• _What is being asked_: From the entries below, pull out each line where "that" appears.

Dataset items:
** START **

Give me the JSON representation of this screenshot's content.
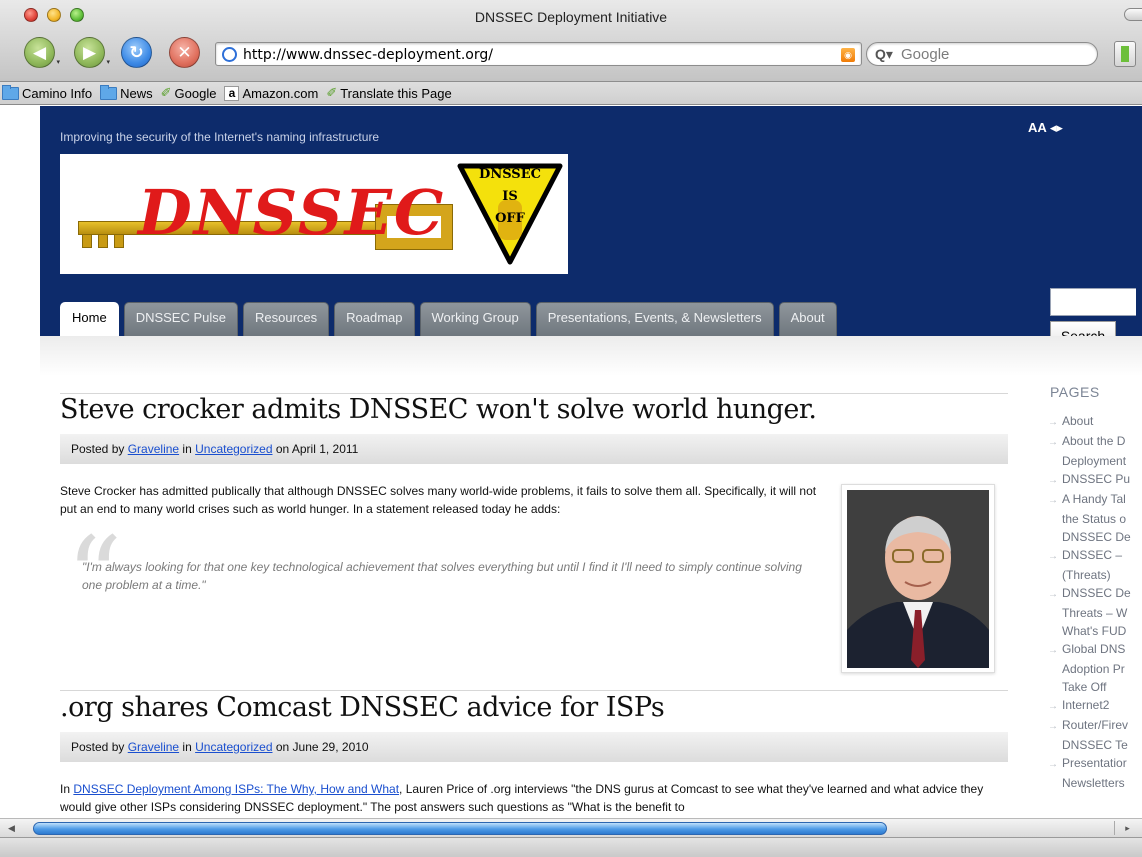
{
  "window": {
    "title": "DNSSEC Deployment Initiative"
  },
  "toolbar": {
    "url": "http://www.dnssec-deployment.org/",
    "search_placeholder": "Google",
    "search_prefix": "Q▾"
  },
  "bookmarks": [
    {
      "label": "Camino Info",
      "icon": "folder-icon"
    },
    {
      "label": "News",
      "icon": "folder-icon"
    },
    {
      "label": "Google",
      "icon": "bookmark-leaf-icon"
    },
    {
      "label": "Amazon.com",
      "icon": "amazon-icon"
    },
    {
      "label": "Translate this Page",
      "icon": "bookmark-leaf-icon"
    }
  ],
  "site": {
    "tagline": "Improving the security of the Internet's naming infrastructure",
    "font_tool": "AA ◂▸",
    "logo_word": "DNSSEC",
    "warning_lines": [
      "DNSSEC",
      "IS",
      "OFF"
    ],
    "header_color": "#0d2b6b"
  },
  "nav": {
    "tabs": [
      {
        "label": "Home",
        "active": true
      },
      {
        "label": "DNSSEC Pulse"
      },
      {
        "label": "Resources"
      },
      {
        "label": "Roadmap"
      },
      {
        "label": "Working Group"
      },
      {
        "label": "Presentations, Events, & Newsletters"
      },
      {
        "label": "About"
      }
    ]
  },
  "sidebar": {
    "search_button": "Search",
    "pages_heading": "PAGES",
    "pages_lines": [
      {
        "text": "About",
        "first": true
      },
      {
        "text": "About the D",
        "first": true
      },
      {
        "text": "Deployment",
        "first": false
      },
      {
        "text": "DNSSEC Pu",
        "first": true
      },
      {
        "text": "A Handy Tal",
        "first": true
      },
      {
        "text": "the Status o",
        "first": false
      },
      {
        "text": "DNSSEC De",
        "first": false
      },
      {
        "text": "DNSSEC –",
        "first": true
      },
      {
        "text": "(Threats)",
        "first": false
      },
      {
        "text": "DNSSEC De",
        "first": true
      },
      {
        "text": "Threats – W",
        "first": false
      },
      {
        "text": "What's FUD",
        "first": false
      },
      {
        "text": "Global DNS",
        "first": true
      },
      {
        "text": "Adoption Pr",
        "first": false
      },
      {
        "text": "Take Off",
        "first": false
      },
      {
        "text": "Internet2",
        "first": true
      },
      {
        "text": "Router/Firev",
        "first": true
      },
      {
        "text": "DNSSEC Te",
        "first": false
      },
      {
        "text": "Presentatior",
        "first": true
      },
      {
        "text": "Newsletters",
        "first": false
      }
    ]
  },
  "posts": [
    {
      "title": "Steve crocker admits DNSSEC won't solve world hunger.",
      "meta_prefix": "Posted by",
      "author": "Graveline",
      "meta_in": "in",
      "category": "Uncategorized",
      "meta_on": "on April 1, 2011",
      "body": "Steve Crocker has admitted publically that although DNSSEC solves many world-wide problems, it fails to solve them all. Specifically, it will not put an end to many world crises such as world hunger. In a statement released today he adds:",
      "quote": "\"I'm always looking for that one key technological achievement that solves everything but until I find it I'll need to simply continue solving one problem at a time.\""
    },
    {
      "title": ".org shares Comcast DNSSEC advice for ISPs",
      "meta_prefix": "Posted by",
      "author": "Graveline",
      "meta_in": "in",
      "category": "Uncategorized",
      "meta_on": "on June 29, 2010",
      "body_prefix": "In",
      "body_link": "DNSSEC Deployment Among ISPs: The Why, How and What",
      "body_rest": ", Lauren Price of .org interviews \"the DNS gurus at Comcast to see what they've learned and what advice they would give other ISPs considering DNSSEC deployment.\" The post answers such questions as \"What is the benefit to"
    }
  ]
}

** END **

• _Finished exercise_:
      "body": "Steve Crocker has admitted publically that although DNSSEC solves many world-wide problems, it fails to solve them all. Specifically, it will not put an end to many world crises such as world hunger. In a statement released today he adds:",
      "quote": "\"I'm always looking for that one key technological achievement that solves everything but until I find it I'll need to simply continue solving one problem at a time.\""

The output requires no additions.